**Set problem**.
Every line below that holds the string "Linwind" should be copied out.

# START OF Task data

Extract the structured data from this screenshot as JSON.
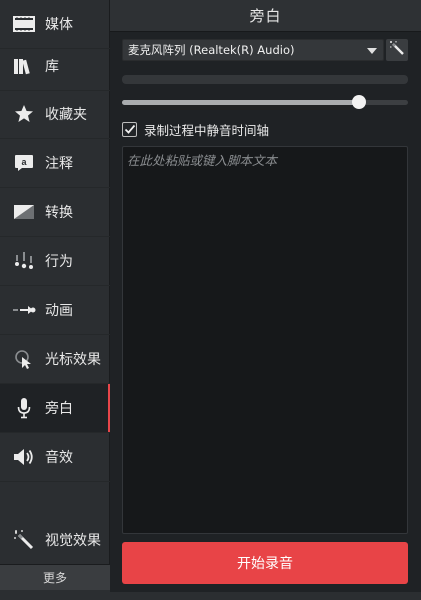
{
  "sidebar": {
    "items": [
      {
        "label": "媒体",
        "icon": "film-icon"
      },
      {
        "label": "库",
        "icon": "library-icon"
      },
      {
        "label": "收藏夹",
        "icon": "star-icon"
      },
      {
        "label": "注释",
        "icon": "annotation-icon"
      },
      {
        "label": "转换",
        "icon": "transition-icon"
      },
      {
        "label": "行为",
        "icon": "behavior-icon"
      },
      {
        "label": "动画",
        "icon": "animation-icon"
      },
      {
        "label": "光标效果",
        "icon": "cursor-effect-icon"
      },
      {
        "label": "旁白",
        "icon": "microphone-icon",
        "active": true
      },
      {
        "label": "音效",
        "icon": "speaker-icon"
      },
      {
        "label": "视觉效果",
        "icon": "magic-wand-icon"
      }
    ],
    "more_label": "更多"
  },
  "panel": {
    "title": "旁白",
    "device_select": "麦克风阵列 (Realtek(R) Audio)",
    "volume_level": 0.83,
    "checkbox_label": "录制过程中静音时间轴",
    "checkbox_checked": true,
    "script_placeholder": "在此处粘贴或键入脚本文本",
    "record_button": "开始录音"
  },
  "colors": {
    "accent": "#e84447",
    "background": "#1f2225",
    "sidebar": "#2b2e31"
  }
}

# END OF Task data
# START OF Task data

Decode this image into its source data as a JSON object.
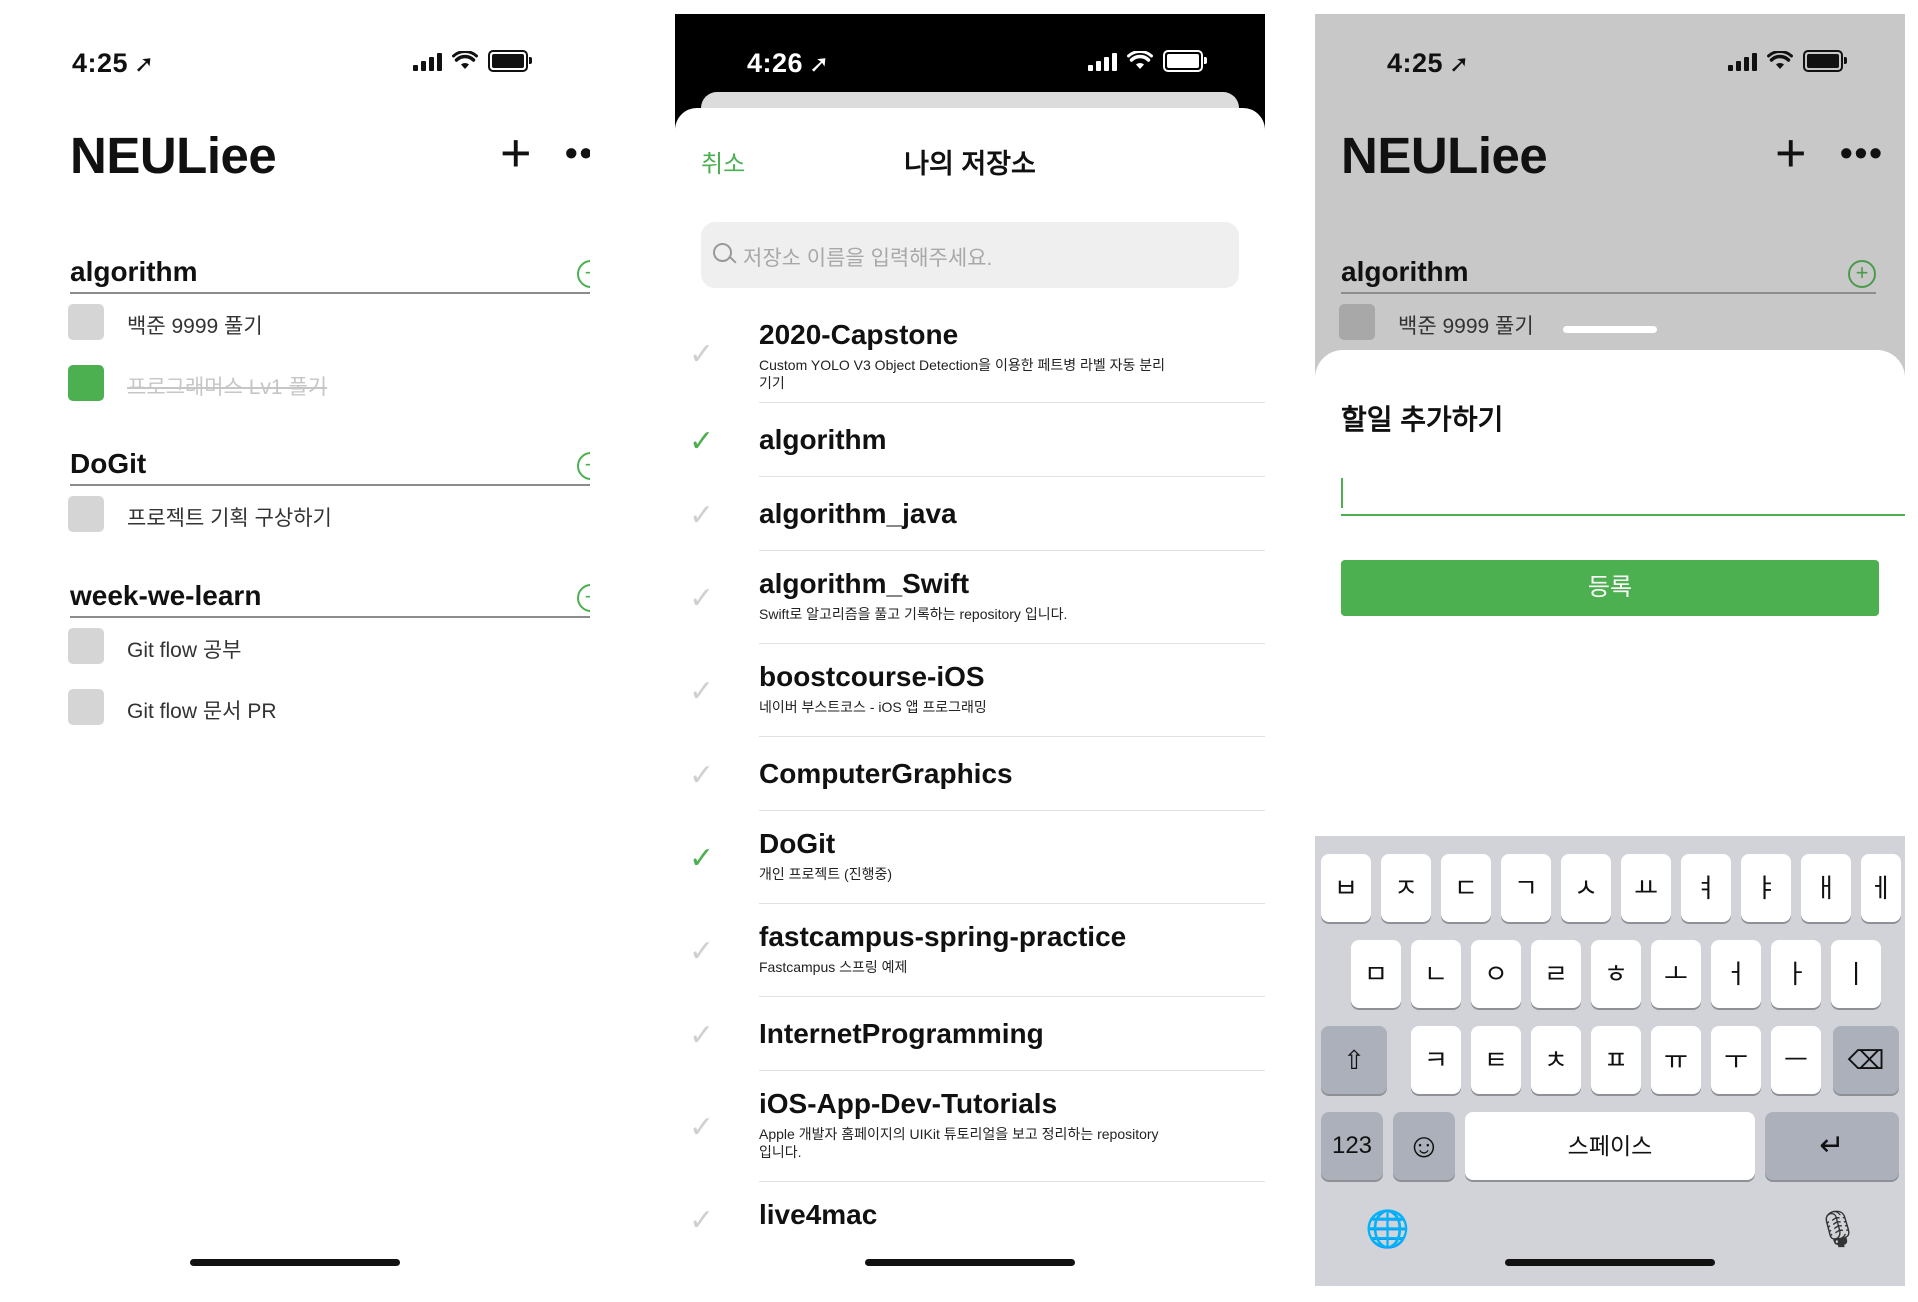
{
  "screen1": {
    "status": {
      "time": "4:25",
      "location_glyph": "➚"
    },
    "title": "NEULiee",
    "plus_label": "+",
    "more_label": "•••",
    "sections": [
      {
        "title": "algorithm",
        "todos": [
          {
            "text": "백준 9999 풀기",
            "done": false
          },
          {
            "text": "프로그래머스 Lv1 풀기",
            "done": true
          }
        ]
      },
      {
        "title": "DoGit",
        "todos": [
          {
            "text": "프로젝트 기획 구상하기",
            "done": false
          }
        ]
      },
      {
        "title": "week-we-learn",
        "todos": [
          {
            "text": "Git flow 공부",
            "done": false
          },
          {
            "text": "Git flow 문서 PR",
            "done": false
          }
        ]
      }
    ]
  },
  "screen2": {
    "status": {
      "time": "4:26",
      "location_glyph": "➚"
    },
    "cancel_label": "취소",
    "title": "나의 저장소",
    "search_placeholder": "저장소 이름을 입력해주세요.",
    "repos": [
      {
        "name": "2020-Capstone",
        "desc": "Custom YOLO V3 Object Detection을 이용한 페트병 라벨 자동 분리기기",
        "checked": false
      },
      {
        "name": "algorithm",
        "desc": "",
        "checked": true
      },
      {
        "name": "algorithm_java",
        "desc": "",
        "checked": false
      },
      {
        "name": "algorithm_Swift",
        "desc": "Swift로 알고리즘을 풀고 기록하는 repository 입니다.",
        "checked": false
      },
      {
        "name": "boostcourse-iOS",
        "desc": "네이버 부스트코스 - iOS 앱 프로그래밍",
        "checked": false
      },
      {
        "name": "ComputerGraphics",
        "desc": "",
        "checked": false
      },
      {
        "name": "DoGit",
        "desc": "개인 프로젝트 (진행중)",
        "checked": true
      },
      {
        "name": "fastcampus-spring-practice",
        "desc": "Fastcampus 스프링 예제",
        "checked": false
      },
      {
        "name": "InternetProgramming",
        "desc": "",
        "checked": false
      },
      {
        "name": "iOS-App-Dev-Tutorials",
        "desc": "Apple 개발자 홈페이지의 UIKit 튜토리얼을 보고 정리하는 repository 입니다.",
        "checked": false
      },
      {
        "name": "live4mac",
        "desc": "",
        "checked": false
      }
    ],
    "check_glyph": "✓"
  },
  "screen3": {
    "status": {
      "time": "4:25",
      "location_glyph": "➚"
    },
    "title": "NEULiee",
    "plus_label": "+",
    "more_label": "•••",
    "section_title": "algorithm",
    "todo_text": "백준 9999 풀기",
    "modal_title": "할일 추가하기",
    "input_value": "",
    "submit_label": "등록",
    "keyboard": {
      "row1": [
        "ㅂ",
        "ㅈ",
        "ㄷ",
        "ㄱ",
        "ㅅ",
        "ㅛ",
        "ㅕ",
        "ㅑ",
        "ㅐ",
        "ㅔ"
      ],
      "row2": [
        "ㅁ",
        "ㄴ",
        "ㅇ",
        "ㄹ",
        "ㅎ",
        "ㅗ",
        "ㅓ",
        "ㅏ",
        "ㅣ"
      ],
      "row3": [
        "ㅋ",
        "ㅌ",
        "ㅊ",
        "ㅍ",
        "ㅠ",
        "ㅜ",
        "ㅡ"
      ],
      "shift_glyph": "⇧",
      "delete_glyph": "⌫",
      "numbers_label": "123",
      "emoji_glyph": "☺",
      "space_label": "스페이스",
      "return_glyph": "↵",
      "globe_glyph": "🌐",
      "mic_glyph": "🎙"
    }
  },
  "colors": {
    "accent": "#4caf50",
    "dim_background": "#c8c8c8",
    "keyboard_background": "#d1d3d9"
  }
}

# END OF Task data
# START OF Task data

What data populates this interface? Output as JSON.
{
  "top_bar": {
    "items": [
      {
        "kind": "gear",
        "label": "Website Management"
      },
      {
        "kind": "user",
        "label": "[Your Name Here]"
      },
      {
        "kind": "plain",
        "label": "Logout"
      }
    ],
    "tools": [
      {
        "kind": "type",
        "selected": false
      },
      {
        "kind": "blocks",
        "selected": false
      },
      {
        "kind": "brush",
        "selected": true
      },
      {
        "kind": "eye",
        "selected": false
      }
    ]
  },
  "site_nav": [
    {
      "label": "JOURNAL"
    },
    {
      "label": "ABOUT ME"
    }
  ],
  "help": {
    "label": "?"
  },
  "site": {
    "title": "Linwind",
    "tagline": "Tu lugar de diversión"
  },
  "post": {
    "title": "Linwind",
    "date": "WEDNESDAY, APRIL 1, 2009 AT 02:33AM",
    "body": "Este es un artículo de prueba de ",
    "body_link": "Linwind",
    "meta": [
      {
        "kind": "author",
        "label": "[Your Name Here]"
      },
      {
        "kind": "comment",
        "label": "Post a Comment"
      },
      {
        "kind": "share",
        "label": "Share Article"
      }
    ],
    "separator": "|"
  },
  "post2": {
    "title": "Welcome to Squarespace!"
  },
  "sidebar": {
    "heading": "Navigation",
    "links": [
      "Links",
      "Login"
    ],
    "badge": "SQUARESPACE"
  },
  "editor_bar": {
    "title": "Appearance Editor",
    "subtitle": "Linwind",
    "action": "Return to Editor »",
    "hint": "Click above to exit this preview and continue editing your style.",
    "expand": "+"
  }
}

# END OF Task data

**Right answer**.
    "title": "Linwind",
    "title": "Linwind",
    "body_link": "Linwind",
    "subtitle": "Linwind",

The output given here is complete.